§ WHAT YOU ARE ASKED TO DO: Copy out the lines that include the word "payors".
— Begin DATA —
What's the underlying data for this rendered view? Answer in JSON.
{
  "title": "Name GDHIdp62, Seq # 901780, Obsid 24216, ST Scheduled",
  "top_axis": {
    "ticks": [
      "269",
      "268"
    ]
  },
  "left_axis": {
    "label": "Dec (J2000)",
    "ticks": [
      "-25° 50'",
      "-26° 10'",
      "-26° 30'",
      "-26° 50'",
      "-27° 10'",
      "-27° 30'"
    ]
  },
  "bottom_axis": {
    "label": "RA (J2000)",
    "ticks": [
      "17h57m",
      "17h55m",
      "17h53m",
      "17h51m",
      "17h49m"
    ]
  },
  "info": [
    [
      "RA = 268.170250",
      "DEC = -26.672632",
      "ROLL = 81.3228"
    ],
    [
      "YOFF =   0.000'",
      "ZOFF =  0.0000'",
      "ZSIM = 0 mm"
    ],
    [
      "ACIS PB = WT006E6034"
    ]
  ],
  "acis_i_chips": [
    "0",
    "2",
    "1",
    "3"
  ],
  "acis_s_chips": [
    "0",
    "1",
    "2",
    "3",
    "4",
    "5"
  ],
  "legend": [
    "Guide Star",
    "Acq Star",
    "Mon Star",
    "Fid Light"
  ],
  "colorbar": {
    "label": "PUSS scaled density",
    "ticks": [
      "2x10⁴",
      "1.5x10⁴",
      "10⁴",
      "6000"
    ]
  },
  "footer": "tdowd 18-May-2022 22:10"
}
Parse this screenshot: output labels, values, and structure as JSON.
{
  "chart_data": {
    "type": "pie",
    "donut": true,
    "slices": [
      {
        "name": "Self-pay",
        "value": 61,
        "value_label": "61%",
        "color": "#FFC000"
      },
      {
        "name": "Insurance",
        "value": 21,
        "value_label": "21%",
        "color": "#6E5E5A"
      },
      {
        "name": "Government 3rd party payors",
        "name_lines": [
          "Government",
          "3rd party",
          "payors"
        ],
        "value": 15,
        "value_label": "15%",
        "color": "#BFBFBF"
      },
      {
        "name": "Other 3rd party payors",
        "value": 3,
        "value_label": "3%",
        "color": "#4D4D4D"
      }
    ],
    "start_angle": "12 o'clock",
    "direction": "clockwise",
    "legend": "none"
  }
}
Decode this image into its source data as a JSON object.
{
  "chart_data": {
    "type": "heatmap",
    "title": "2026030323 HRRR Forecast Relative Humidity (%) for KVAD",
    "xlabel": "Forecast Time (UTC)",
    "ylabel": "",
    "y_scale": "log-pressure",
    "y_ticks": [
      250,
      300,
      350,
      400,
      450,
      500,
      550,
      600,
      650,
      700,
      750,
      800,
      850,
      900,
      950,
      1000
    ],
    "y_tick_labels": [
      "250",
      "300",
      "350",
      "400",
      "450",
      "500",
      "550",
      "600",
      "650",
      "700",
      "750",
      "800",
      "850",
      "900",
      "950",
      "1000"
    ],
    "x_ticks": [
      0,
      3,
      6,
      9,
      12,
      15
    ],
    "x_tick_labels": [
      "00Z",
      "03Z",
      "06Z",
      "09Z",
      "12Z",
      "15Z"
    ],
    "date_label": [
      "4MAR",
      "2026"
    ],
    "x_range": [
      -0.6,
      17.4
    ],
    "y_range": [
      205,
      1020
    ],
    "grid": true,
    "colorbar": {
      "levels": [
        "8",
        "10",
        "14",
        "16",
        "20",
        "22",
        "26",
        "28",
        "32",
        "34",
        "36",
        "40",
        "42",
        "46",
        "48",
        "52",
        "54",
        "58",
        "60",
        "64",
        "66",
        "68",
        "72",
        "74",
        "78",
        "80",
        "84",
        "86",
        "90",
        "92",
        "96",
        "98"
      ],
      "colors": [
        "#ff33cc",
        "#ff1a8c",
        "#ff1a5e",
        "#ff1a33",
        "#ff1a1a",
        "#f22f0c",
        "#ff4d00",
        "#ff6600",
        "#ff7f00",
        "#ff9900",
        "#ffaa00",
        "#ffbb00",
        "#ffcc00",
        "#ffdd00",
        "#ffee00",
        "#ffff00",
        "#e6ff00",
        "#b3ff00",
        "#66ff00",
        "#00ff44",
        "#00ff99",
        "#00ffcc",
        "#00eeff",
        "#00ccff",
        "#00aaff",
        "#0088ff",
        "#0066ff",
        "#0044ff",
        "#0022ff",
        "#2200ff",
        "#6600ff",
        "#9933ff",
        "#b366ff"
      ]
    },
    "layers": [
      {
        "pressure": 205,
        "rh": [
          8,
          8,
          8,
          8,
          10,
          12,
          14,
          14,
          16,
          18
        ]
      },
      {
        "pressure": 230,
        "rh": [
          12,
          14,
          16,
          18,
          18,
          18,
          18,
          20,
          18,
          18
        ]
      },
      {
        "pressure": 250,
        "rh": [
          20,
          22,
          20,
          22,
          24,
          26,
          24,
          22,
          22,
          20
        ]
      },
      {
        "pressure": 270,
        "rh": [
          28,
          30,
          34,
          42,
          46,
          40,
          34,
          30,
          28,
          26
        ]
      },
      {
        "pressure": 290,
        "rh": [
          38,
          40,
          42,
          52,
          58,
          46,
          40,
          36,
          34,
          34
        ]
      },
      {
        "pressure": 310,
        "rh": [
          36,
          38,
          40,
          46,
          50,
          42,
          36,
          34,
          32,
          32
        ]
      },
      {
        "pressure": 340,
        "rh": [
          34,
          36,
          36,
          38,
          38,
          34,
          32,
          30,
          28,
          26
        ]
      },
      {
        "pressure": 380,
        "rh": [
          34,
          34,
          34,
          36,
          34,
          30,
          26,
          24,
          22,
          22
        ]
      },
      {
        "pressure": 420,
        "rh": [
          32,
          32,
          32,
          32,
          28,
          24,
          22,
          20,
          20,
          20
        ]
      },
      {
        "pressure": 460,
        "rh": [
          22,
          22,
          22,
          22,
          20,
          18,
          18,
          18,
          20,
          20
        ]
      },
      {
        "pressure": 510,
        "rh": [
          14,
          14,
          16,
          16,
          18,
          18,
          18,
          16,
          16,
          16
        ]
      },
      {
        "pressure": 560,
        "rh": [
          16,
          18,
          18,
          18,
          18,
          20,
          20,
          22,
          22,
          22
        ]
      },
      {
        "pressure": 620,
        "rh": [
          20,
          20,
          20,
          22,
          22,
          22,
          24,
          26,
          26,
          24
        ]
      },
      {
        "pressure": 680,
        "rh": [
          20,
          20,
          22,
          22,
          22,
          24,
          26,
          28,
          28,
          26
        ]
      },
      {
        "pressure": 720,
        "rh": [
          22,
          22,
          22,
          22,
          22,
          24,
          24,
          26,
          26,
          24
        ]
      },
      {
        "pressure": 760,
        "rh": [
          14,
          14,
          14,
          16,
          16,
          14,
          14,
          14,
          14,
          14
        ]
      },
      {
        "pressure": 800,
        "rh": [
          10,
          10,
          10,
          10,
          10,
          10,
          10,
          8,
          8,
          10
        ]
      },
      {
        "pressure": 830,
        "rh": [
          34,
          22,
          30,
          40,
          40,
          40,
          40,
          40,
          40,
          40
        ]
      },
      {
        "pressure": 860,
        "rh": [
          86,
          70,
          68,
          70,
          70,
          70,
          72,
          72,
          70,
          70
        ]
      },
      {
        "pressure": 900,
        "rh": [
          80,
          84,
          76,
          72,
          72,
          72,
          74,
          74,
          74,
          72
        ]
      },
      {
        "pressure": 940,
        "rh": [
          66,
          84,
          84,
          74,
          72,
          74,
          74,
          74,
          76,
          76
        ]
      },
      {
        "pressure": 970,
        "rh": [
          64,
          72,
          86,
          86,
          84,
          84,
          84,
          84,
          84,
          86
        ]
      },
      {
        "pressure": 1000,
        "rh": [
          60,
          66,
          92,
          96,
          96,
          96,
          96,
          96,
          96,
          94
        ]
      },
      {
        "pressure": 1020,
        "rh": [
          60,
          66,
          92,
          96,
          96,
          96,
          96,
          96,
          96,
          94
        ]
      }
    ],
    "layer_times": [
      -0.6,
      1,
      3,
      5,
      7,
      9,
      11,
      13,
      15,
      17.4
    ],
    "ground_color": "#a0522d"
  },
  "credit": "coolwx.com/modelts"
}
— End DATA —
§ SOLUTION FOR THIS PROBLEM:
        "name": "Government 3rd party payors",
          "payors"
        "name": "Other 3rd party payors",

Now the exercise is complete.